## Start
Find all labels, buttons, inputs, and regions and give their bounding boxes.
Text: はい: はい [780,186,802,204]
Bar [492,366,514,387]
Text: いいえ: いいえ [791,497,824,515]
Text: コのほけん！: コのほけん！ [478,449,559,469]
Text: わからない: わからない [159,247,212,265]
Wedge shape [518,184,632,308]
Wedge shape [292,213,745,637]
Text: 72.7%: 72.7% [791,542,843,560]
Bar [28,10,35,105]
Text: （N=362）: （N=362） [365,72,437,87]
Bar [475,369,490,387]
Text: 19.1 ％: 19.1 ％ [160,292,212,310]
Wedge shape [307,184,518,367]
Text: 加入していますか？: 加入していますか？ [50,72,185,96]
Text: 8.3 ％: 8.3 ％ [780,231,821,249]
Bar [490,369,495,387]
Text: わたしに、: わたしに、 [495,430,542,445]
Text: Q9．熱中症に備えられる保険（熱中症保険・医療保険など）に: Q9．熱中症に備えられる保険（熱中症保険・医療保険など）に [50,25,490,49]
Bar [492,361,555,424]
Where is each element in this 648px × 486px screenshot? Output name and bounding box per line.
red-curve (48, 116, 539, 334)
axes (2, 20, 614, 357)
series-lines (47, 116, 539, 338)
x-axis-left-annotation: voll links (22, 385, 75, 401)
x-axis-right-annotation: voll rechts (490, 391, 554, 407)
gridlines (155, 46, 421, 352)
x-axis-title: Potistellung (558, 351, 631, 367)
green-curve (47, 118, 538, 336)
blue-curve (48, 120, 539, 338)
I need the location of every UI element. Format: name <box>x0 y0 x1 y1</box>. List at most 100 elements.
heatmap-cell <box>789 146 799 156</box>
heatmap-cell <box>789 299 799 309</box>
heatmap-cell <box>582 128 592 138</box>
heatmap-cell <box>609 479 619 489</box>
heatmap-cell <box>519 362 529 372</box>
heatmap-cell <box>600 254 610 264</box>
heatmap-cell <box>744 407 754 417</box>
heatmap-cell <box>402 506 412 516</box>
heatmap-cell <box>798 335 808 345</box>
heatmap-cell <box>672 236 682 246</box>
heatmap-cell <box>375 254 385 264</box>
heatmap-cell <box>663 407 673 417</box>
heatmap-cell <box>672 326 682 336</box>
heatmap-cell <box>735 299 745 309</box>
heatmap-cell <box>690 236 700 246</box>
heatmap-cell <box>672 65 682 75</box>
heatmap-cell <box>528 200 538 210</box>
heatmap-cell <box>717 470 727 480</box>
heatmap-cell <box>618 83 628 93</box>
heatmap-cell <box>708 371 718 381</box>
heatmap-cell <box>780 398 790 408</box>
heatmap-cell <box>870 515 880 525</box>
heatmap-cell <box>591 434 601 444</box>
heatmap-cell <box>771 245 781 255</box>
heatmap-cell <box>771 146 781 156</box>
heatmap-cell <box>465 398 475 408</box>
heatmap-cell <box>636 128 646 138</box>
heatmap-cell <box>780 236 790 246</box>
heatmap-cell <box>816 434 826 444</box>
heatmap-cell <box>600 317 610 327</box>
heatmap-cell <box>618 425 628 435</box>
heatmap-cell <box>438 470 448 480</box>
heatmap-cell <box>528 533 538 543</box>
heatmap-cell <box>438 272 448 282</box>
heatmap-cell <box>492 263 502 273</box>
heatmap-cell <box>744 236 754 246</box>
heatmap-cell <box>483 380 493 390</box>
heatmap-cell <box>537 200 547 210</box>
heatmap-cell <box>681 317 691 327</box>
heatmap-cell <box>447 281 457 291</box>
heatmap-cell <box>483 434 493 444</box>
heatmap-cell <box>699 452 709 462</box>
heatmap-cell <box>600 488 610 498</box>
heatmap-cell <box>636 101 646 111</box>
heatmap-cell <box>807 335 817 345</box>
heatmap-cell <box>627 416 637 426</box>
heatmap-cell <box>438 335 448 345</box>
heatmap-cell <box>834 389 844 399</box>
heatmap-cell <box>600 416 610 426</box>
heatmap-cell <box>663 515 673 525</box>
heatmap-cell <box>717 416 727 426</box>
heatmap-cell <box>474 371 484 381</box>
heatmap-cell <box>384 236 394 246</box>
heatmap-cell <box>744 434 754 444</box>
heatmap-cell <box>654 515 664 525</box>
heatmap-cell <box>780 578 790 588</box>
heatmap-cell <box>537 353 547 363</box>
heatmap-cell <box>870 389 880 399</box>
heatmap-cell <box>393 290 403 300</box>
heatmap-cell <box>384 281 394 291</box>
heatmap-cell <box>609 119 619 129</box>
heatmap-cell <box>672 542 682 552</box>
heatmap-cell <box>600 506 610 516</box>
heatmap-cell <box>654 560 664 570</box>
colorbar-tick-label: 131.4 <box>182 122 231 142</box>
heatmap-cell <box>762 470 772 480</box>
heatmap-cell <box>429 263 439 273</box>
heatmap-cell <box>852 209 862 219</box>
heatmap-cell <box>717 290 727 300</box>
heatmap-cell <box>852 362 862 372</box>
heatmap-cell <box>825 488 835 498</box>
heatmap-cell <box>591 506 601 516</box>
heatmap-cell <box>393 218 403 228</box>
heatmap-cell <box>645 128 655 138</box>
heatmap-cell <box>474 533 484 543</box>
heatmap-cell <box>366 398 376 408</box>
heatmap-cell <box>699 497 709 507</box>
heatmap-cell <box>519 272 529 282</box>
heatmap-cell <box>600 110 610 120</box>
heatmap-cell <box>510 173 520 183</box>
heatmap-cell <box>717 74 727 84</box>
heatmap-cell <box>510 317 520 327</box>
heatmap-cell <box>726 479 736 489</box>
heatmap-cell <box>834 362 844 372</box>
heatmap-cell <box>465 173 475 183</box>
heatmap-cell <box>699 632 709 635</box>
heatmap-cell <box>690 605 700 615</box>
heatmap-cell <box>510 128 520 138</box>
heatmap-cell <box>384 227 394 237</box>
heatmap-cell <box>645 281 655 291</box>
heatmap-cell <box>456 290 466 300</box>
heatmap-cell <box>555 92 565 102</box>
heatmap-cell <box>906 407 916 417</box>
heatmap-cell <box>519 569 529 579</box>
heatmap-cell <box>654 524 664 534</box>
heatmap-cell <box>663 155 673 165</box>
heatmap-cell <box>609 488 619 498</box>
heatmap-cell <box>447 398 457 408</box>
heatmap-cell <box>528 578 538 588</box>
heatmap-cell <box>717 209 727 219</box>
## End
• _Written problem_
Rewrite the lines from the start of the items up to and including the line with "x-axis-right-annotation: voll rechts", replacing "Wedge shape" with "Pie slice" and keeping everything else unchanged.

• _Final answer_
Find all labels, buttons, inputs, and regions and give their bounding boxes.
Text: はい: はい [780,186,802,204]
Bar [492,366,514,387]
Text: いいえ: いいえ [791,497,824,515]
Text: コのほけん！: コのほけん！ [478,449,559,469]
Text: わからない: わからない [159,247,212,265]
Pie slice [518,184,632,308]
Pie slice [292,213,745,637]
Text: 72.7%: 72.7% [791,542,843,560]
Bar [28,10,35,105]
Text: （N=362）: （N=362） [365,72,437,87]
Bar [475,369,490,387]
Text: 19.1 ％: 19.1 ％ [160,292,212,310]
Pie slice [307,184,518,367]
Text: 加入していますか？: 加入していますか？ [50,72,185,96]
Text: 8.3 ％: 8.3 ％ [780,231,821,249]
Bar [490,369,495,387]
Text: わたしに、: わたしに、 [495,430,542,445]
Text: Q9．熱中症に備えられる保険（熱中症保険・医療保険など）に: Q9．熱中症に備えられる保険（熱中症保険・医療保険など）に [50,25,490,49]
Bar [492,361,555,424]
Where is each element in this 648px × 486px screenshot? Output name and bounding box per line.
red-curve (48, 116, 539, 334)
axes (2, 20, 614, 357)
series-lines (47, 116, 539, 338)
x-axis-left-annotation: voll links (22, 385, 75, 401)
x-axis-right-annotation: voll rechts (490, 391, 554, 407)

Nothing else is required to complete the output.